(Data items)
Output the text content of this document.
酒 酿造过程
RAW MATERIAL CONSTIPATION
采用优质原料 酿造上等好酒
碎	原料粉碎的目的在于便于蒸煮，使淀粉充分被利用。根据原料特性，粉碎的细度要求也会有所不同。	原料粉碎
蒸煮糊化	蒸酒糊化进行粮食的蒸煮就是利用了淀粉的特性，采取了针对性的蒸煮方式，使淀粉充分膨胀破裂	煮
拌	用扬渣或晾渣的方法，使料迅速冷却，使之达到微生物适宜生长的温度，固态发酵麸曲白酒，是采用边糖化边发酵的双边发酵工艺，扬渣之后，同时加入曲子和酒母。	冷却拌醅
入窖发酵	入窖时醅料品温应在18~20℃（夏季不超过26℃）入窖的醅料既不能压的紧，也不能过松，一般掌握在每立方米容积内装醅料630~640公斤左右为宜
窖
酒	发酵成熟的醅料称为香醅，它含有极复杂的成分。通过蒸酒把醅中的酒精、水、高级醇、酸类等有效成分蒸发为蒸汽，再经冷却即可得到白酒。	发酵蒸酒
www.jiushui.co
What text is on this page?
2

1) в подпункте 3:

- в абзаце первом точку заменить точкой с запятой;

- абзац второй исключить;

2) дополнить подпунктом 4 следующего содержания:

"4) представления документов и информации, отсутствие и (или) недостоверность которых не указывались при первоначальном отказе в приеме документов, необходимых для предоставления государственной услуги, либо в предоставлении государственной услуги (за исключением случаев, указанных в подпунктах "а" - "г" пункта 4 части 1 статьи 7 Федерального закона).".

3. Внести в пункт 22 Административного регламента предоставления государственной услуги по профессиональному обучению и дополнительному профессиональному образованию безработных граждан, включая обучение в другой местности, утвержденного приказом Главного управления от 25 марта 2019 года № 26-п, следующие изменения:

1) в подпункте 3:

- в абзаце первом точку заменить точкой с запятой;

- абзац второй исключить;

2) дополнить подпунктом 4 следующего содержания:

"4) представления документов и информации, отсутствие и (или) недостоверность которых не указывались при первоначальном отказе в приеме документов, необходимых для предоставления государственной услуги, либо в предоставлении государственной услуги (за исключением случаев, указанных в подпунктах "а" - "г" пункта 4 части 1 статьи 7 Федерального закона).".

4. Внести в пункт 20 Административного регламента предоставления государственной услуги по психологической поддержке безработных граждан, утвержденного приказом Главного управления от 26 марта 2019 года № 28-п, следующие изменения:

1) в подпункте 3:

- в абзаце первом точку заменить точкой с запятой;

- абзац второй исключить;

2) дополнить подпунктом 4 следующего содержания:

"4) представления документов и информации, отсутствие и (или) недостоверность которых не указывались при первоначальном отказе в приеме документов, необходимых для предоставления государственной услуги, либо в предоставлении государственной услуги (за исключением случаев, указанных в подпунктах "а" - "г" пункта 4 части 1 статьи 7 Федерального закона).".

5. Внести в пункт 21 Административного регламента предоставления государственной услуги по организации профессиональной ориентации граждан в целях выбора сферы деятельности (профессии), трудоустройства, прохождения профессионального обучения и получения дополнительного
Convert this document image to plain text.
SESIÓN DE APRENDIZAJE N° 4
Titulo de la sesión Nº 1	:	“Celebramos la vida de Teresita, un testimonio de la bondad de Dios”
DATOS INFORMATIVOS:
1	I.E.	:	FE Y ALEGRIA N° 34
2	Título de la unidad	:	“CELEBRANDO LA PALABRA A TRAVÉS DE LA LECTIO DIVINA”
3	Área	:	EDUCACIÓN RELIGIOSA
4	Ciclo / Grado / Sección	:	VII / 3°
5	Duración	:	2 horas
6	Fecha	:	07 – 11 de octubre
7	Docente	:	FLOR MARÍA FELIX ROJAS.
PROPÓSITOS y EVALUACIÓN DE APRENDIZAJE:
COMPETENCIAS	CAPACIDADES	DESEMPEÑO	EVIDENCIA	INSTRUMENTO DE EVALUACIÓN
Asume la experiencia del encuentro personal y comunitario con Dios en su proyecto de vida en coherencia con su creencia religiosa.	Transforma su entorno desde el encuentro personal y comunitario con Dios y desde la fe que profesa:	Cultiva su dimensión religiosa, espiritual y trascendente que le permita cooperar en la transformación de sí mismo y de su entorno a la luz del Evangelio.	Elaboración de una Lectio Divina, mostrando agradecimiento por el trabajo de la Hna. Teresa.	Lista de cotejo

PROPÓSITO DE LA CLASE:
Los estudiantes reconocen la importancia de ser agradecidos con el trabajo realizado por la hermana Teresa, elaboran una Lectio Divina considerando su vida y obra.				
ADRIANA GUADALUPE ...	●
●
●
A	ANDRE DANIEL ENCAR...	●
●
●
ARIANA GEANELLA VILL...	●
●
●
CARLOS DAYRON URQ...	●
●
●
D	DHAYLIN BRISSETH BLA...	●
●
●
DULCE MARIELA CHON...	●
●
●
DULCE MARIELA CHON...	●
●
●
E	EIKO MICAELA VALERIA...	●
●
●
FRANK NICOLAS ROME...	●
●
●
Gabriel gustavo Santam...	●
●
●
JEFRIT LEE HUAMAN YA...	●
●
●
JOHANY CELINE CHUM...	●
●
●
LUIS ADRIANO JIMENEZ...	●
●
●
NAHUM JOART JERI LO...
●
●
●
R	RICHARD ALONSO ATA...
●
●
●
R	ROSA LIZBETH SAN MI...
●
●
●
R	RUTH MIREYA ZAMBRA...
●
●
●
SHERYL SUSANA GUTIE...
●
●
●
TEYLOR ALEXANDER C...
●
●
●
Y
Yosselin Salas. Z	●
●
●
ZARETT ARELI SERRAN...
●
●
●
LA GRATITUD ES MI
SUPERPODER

...

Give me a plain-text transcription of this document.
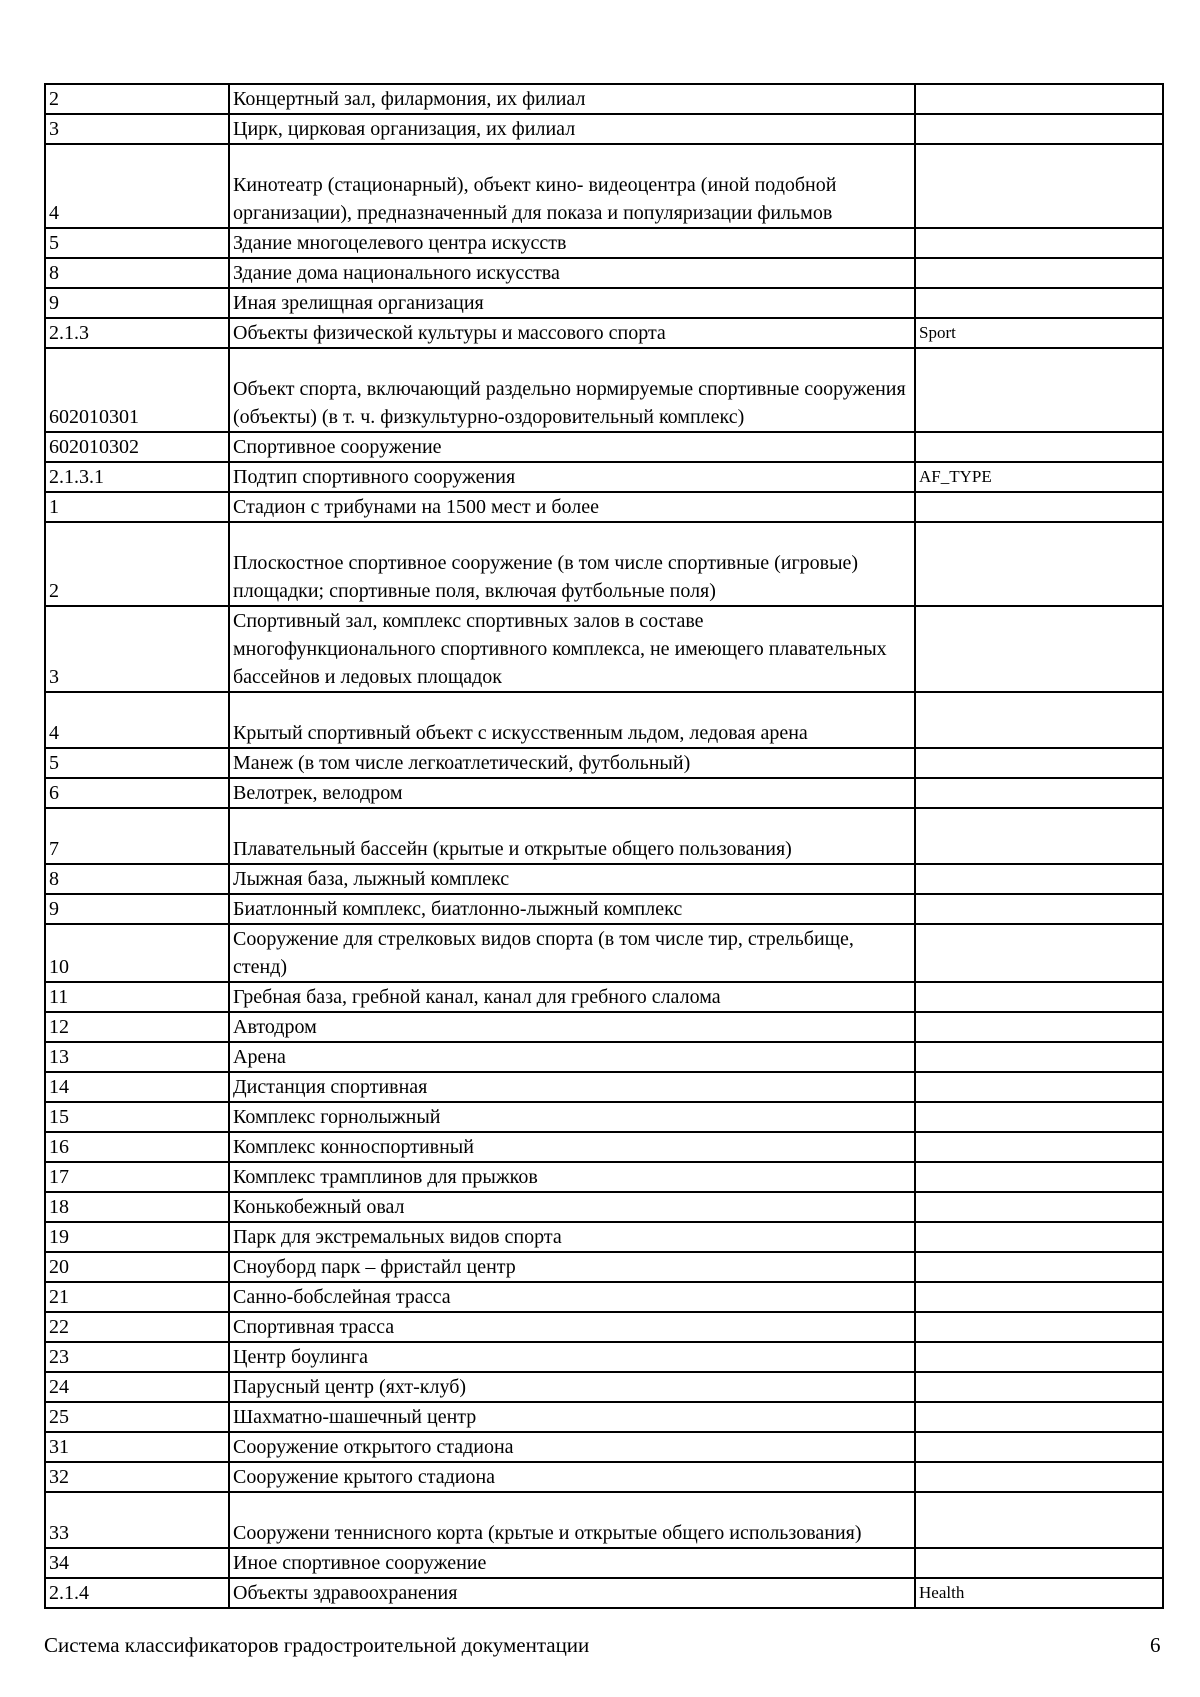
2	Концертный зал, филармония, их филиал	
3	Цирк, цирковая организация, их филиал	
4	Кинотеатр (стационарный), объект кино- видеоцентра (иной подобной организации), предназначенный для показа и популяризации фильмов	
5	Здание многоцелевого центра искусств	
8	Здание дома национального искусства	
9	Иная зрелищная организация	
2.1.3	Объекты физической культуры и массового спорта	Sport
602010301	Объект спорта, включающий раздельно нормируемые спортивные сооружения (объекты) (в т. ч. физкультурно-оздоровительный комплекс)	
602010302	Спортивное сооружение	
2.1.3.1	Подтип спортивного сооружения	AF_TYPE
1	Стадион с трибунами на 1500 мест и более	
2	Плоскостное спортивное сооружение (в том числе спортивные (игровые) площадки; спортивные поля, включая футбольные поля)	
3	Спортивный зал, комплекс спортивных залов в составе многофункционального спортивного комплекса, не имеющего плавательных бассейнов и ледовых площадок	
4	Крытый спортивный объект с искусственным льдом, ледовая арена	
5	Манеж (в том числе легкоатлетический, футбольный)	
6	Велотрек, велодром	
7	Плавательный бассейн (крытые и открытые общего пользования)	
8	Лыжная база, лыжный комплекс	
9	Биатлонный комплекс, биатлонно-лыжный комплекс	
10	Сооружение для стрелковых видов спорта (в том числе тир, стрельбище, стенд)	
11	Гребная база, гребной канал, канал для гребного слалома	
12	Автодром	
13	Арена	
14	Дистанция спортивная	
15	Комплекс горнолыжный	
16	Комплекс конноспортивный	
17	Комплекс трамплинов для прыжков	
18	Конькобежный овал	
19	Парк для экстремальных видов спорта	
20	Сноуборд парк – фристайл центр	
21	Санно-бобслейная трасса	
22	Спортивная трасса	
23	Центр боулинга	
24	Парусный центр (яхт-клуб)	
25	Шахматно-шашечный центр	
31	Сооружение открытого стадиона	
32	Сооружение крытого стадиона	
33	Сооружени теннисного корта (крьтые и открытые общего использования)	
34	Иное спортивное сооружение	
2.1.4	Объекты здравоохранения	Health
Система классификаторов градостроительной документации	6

### Goal
Identify the lines above with the word "спорта". Copy them.

### The reply
2.1.3	Объекты физической культуры и массового спорта	Sport
602010301	Объект спорта, включающий раздельно нормируемые спортивные сооружения (объекты) (в т. ч. физкультурно-оздоровительный комплекс)	
10	Сооружение для стрелковых видов спорта (в том числе тир, стрельбище, стенд)	
19	Парк для экстремальных видов спорта	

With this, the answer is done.